Source material —
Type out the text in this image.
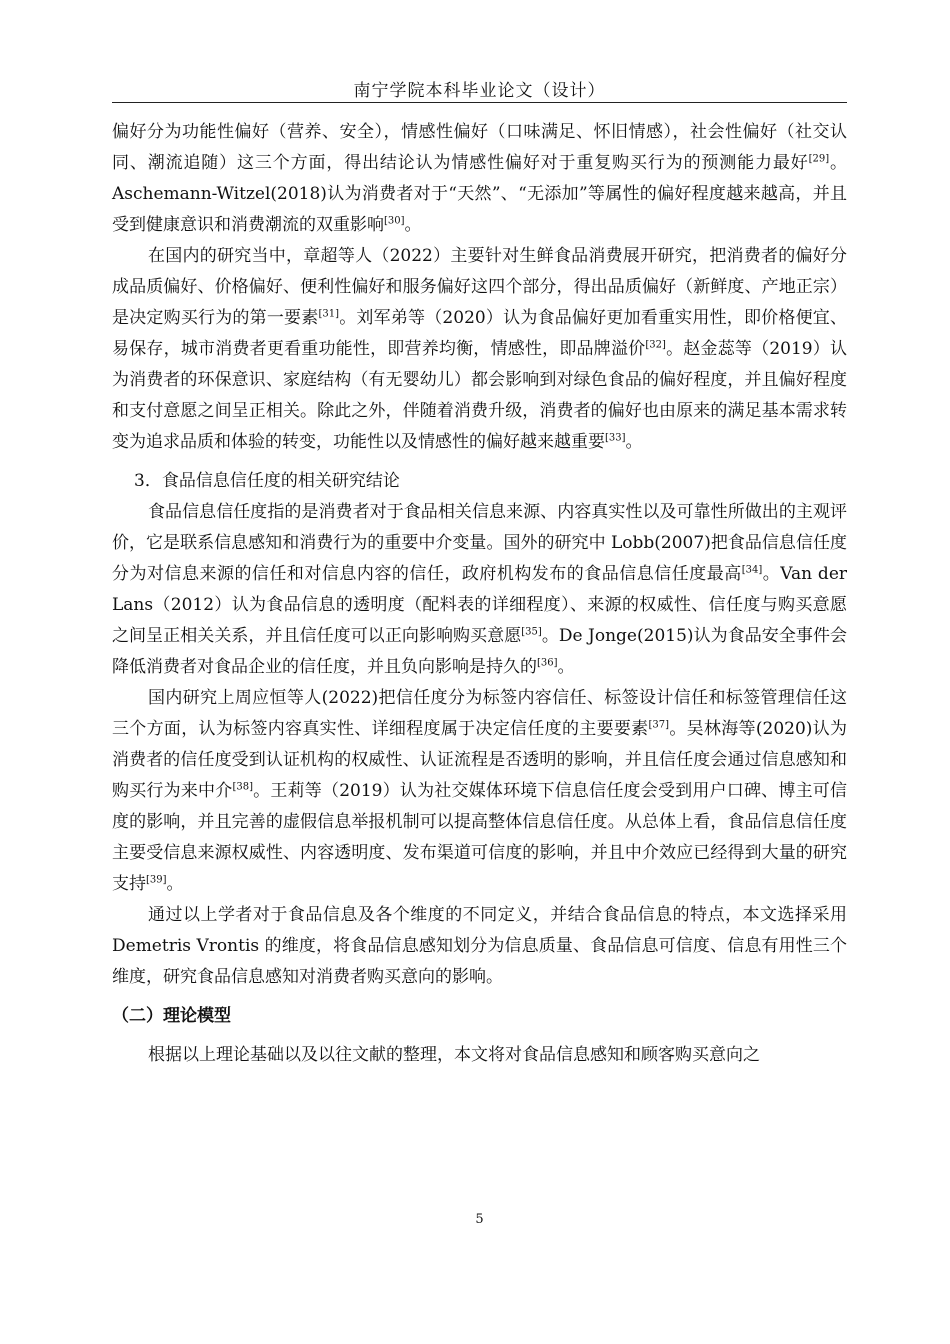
南宁学院本科毕业论文（设计）

偏好分为功能性偏好（营养、安全），情感性偏好（口味满足、怀旧情感），社会性偏好（社交认同、潮流追随）这三个方面，得出结论认为情感性偏好对于重复购买行为的预测能力最好[29]。Aschemann-Witzel(2018)认为消费者对于“天然”、“无添加”等属性的偏好程度越来越高，并且受到健康意识和消费潮流的双重影响[30]。

在国内的研究当中，章超等人（2022）主要针对生鲜食品消费展开研究，把消费者的偏好分成品质偏好、价格偏好、便利性偏好和服务偏好这四个部分，得出品质偏好（新鲜度、产地正宗）是决定购买行为的第一要素[31]。刘军弟等（2020）认为食品偏好更加看重实用性，即价格便宜、易保存，城市消费者更看重功能性，即营养均衡，情感性，即品牌溢价[32]。赵金蕊等（2019）认为消费者的环保意识、家庭结构（有无婴幼儿）都会影响到对绿色食品的偏好程度，并且偏好程度和支付意愿之间呈正相关。除此之外，伴随着消费升级，消费者的偏好也由原来的满足基本需求转变为追求品质和体验的转变，功能性以及情感性的偏好越来越重要[33]。

3．食品信息信任度的相关研究结论

食品信息信任度指的是消费者对于食品相关信息来源、内容真实性以及可靠性所做出的主观评价，它是联系信息感知和消费行为的重要中介变量。国外的研究中 Lobb(2007)把食品信息信任度分为对信息来源的信任和对信息内容的信任，政府机构发布的食品信息信任度最高[34]。Van der Lans（2012）认为食品信息的透明度（配料表的详细程度）、来源的权威性、信任度与购买意愿之间呈正相关关系，并且信任度可以正向影响购买意愿[35]。De Jonge(2015)认为食品安全事件会降低消费者对食品企业的信任度，并且负向影响是持久的[36]。

国内研究上周应恒等人(2022)把信任度分为标签内容信任、标签设计信任和标签管理信任这三个方面，认为标签内容真实性、详细程度属于决定信任度的主要要素[37]。吴林海等(2020)认为消费者的信任度受到认证机构的权威性、认证流程是否透明的影响，并且信任度会通过信息感知和购买行为来中介[38]。王莉等（2019）认为社交媒体环境下信息信任度会受到用户口碑、博主可信度的影响，并且完善的虚假信息举报机制可以提高整体信息信任度。从总体上看，食品信息信任度主要受信息来源权威性、内容透明度、发布渠道可信度的影响，并且中介效应已经得到大量的研究支持[39]。

通过以上学者对于食品信息及各个维度的不同定义，并结合食品信息的特点，本文选择采用 Demetris Vrontis 的维度，将食品信息感知划分为信息质量、食品信息可信度、信息有用性三个维度，研究食品信息感知对消费者购买意向的影响。

（二）理论模型

根据以上理论基础以及以往文献的整理，本文将对食品信息感知和顾客购买意向之

5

What you should do — Every record above should be written out again exactly; the pictures stay out of the copy.

Solution to this problem —
Type out the text in this image.
南宁学院本科毕业论文（设计）

偏好分为功能性偏好（营养、安全），情感性偏好（口味满足、怀旧情感），社会性偏好（社交认同、潮流追随）这三个方面，得出结论认为情感性偏好对于重复购买行为的预测能力最好[29]。Aschemann-Witzel(2018)认为消费者对于“天然”、“无添加”等属性的偏好程度越来越高，并且受到健康意识和消费潮流的双重影响[30]。

在国内的研究当中，章超等人（2022）主要针对生鲜食品消费展开研究，把消费者的偏好分成品质偏好、价格偏好、便利性偏好和服务偏好这四个部分，得出品质偏好（新鲜度、产地正宗）是决定购买行为的第一要素[31]。刘军弟等（2020）认为食品偏好更加看重实用性，即价格便宜、易保存，城市消费者更看重功能性，即营养均衡，情感性，即品牌溢价[32]。赵金蕊等（2019）认为消费者的环保意识、家庭结构（有无婴幼儿）都会影响到对绿色食品的偏好程度，并且偏好程度和支付意愿之间呈正相关。除此之外，伴随着消费升级，消费者的偏好也由原来的满足基本需求转变为追求品质和体验的转变，功能性以及情感性的偏好越来越重要[33]。

3．食品信息信任度的相关研究结论

食品信息信任度指的是消费者对于食品相关信息来源、内容真实性以及可靠性所做出的主观评价，它是联系信息感知和消费行为的重要中介变量。国外的研究中 Lobb(2007)把食品信息信任度分为对信息来源的信任和对信息内容的信任，政府机构发布的食品信息信任度最高[34]。Van der Lans（2012）认为食品信息的透明度（配料表的详细程度）、来源的权威性、信任度与购买意愿之间呈正相关关系，并且信任度可以正向影响购买意愿[35]。De Jonge(2015)认为食品安全事件会降低消费者对食品企业的信任度，并且负向影响是持久的[36]。

国内研究上周应恒等人(2022)把信任度分为标签内容信任、标签设计信任和标签管理信任这三个方面，认为标签内容真实性、详细程度属于决定信任度的主要要素[37]。吴林海等(2020)认为消费者的信任度受到认证机构的权威性、认证流程是否透明的影响，并且信任度会通过信息感知和购买行为来中介[38]。王莉等（2019）认为社交媒体环境下信息信任度会受到用户口碑、博主可信度的影响，并且完善的虚假信息举报机制可以提高整体信息信任度。从总体上看，食品信息信任度主要受信息来源权威性、内容透明度、发布渠道可信度的影响，并且中介效应已经得到大量的研究支持[39]。

通过以上学者对于食品信息及各个维度的不同定义，并结合食品信息的特点，本文选择采用 Demetris Vrontis 的维度，将食品信息感知划分为信息质量、食品信息可信度、信息有用性三个维度，研究食品信息感知对消费者购买意向的影响。

（二）理论模型

根据以上理论基础以及以往文献的整理，本文将对食品信息感知和顾客购买意向之

5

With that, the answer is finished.